▶ **Work required**
Look through the data below and work out how many lines contain the string "account". Give the number alone.

▶ **Information supplied**

<<<<

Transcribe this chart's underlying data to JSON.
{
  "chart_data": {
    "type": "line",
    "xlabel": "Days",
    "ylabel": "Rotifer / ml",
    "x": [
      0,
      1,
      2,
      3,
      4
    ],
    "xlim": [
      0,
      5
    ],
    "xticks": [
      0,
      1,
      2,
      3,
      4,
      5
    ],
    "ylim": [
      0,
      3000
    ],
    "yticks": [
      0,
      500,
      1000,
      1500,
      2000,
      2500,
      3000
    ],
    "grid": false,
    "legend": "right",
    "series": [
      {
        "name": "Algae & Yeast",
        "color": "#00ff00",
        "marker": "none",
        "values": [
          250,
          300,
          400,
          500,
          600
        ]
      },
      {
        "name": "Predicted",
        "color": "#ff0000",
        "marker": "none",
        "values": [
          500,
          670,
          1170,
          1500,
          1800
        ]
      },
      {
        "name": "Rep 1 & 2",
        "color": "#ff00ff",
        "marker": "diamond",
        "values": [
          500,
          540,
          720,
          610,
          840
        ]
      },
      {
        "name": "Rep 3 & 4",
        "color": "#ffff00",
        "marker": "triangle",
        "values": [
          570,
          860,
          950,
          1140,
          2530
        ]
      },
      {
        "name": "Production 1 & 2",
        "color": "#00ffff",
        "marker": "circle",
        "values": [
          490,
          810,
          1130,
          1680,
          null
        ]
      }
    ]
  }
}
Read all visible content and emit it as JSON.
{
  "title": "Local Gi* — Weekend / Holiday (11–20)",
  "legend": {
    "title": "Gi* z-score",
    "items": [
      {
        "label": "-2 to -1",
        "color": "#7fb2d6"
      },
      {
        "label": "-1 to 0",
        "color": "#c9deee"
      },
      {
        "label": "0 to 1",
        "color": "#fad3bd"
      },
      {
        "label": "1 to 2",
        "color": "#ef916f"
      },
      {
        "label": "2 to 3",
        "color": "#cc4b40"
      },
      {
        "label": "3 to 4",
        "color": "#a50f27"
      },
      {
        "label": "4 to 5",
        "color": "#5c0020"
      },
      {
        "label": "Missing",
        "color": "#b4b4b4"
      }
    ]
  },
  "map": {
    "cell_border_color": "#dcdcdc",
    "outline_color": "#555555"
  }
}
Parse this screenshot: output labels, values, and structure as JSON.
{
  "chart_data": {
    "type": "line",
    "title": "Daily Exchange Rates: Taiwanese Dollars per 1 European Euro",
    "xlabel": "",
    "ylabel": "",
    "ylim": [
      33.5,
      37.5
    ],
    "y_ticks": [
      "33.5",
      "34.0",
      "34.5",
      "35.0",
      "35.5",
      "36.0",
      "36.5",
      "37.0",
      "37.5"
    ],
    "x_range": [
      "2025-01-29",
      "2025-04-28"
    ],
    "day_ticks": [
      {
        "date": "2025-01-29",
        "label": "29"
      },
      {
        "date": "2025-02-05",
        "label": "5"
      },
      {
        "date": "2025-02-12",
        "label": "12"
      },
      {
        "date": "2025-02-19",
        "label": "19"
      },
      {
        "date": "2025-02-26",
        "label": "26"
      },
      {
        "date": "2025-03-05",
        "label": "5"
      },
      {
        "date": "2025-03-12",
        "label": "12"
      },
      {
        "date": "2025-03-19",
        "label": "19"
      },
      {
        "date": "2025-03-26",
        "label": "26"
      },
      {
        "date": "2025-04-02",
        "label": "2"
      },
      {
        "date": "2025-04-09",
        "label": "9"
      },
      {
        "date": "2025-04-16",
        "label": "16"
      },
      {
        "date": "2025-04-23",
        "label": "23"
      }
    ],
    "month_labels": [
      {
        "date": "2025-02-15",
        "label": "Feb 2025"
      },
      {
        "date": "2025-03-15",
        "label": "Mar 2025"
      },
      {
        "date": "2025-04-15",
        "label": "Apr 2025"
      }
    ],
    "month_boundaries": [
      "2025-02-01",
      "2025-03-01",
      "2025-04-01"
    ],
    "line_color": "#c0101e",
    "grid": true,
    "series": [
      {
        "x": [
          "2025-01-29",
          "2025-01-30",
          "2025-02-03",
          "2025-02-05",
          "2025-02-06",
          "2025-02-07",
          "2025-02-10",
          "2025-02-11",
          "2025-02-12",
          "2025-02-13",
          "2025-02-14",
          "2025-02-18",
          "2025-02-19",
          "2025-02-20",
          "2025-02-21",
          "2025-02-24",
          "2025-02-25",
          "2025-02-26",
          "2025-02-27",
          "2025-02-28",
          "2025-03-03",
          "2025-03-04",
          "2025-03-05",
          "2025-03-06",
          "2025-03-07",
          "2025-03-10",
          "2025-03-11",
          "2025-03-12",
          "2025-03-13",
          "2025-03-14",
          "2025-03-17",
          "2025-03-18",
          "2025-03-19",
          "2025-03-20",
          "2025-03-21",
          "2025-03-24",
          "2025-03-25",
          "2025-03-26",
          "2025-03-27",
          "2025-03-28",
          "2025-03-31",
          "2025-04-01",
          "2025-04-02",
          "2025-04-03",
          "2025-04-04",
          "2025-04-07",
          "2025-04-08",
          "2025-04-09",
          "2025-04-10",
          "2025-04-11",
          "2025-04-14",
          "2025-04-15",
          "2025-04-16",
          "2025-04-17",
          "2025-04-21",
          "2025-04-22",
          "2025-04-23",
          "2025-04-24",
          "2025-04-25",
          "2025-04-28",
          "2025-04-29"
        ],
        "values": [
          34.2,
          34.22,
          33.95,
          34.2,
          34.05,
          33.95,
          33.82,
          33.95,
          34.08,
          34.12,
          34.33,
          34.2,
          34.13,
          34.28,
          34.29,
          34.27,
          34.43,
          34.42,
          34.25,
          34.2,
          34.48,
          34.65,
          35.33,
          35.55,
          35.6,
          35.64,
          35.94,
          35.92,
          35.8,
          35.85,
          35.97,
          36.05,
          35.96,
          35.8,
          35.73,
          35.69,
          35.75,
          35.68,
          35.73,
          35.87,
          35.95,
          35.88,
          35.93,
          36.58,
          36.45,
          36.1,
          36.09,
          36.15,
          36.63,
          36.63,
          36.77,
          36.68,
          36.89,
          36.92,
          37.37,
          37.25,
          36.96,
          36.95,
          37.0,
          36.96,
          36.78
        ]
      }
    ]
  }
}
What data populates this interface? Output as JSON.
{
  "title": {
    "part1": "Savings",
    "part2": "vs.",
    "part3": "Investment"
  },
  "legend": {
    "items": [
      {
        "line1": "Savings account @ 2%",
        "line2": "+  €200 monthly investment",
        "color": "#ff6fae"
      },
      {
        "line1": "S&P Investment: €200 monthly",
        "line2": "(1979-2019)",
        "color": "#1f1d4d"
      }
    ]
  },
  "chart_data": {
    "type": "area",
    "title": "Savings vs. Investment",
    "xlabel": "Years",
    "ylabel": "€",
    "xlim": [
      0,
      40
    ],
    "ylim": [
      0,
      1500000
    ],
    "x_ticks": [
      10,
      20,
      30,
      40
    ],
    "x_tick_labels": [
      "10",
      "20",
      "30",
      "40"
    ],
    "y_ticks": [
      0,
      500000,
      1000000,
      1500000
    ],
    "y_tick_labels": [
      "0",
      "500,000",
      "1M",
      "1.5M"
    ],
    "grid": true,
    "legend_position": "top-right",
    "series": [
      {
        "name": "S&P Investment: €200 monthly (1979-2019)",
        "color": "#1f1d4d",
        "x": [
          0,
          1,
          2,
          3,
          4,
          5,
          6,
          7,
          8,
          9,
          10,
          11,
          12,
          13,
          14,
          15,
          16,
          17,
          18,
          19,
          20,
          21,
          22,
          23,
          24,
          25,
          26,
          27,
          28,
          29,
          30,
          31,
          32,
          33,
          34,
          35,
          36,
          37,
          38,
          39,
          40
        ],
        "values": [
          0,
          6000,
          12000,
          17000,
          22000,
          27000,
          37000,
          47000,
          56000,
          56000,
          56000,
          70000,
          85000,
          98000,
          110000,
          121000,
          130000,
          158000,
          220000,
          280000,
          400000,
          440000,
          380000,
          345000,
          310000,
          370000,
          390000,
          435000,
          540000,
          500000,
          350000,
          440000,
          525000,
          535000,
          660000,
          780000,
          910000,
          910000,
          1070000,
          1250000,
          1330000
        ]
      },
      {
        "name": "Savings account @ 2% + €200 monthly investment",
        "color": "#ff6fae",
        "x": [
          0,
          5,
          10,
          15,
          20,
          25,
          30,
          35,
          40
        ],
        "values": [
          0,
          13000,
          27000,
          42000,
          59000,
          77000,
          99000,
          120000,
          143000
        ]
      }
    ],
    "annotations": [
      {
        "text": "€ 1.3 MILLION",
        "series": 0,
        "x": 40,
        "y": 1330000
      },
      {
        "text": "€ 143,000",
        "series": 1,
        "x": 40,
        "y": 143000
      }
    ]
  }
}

>>>>

▶ **Output**
2